* _INSTRUCTIONS FOR THE TASK_
Using the listing below, report all lines holding the word "force".

* _RECORDS FOR THIS EXERCISE_

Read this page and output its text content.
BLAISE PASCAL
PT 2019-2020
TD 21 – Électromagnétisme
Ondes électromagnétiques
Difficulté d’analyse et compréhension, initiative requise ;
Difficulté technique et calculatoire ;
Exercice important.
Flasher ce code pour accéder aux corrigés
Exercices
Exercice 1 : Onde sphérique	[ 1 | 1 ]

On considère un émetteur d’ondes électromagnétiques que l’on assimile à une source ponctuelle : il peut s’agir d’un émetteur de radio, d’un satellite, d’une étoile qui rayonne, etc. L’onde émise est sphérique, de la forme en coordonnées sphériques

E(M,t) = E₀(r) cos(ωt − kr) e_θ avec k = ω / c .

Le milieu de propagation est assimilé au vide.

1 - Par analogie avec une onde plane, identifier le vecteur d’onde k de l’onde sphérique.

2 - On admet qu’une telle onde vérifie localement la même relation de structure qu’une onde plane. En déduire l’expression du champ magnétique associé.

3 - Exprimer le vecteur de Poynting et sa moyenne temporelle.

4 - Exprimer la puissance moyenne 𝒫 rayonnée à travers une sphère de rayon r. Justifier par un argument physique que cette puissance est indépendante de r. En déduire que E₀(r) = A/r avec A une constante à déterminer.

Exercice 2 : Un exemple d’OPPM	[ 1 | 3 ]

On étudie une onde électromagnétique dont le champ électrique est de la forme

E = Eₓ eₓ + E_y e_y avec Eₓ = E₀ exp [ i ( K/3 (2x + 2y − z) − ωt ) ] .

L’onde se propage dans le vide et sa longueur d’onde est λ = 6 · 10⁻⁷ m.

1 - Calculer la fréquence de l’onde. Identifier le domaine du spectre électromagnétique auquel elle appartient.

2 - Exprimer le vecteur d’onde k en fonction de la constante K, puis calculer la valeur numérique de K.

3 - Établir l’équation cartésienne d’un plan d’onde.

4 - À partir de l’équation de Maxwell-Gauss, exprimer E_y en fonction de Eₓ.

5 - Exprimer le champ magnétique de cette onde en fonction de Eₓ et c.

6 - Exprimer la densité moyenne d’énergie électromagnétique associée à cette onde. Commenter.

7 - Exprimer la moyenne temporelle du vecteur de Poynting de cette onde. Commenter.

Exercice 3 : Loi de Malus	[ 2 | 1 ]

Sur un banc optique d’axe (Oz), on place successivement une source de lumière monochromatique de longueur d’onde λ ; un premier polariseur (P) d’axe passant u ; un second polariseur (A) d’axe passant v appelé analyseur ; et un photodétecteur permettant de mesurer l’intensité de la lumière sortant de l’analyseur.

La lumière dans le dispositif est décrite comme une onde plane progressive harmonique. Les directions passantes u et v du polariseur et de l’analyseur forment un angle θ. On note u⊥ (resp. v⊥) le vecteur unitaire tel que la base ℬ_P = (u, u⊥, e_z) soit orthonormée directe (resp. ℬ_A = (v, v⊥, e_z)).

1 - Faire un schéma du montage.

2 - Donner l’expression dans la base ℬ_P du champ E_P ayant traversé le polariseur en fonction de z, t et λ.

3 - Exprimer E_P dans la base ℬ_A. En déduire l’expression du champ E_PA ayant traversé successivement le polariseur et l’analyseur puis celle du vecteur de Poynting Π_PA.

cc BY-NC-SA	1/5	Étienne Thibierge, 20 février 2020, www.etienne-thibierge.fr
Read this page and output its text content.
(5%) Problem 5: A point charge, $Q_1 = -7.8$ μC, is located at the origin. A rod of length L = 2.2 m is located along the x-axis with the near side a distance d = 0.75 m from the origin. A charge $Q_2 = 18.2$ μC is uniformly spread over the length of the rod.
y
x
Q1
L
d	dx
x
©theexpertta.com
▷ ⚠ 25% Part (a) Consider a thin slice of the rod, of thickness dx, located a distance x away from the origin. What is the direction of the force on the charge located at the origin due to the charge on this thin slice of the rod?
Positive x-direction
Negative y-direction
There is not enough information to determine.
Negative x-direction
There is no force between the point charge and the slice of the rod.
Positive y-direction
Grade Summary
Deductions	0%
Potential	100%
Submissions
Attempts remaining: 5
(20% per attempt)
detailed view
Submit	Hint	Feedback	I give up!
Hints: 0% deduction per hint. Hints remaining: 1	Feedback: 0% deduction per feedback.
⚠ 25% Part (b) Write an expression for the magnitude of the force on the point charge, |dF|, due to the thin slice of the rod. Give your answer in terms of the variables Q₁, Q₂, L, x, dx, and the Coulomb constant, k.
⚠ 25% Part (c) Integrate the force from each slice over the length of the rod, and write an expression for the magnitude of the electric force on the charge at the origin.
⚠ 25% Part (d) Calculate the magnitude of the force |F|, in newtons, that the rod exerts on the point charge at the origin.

* _SOLUTION TO THE EXERCISE_
▷ ⚠ 25% Part (a) Consider a thin slice of the rod, of thickness dx, located a distance x away from the origin. What is the direction of the force on the charge located at the origin due to the charge on this thin slice of the rod?
There is no force between the point charge and the slice of the rod.
⚠ 25% Part (b) Write an expression for the magnitude of the force on the point charge, |dF|, due to the thin slice of the rod. Give your answer in terms of the variables Q₁, Q₂, L, x, dx, and the Coulomb constant, k.
⚠ 25% Part (c) Integrate the force from each slice over the length of the rod, and write an expression for the magnitude of the electric force on the charge at the origin.
⚠ 25% Part (d) Calculate the magnitude of the force |F|, in newtons, that the rod exerts on the point charge at the origin.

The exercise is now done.